EXERCISE DATA

☆ ☆ ☆ ☆

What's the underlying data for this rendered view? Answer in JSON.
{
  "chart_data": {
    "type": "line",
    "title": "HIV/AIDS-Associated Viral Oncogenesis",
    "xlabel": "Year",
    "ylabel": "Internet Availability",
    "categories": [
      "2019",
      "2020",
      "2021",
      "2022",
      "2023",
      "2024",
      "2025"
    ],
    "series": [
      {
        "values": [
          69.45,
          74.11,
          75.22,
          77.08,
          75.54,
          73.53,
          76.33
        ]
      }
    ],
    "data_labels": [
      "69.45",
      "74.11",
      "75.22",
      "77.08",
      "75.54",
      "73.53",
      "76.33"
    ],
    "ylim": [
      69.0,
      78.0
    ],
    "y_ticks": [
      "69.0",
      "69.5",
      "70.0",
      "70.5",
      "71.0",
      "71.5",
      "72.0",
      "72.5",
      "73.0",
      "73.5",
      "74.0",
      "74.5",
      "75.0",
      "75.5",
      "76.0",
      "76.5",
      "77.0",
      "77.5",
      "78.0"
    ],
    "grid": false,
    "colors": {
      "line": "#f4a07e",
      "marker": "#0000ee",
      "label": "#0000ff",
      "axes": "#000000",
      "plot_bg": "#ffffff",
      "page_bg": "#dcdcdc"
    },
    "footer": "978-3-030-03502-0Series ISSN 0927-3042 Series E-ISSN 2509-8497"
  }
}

☆ ☆ ☆ ☆

THE TASK
Each record must be reproduced exactly. Keep every one.

FINAL ANSWER
What's the underlying data for this rendered view? Answer in JSON.
{
  "chart_data": {
    "type": "line",
    "title": "HIV/AIDS-Associated Viral Oncogenesis",
    "xlabel": "Year",
    "ylabel": "Internet Availability",
    "categories": [
      "2019",
      "2020",
      "2021",
      "2022",
      "2023",
      "2024",
      "2025"
    ],
    "series": [
      {
        "values": [
          69.45,
          74.11,
          75.22,
          77.08,
          75.54,
          73.53,
          76.33
        ]
      }
    ],
    "data_labels": [
      "69.45",
      "74.11",
      "75.22",
      "77.08",
      "75.54",
      "73.53",
      "76.33"
    ],
    "ylim": [
      69.0,
      78.0
    ],
    "y_ticks": [
      "69.0",
      "69.5",
      "70.0",
      "70.5",
      "71.0",
      "71.5",
      "72.0",
      "72.5",
      "73.0",
      "73.5",
      "74.0",
      "74.5",
      "75.0",
      "75.5",
      "76.0",
      "76.5",
      "77.0",
      "77.5",
      "78.0"
    ],
    "grid": false,
    "colors": {
      "line": "#f4a07e",
      "marker": "#0000ee",
      "label": "#0000ff",
      "axes": "#000000",
      "plot_bg": "#ffffff",
      "page_bg": "#dcdcdc"
    },
    "footer": "978-3-030-03502-0Series ISSN 0927-3042 Series E-ISSN 2509-8497"
  }
}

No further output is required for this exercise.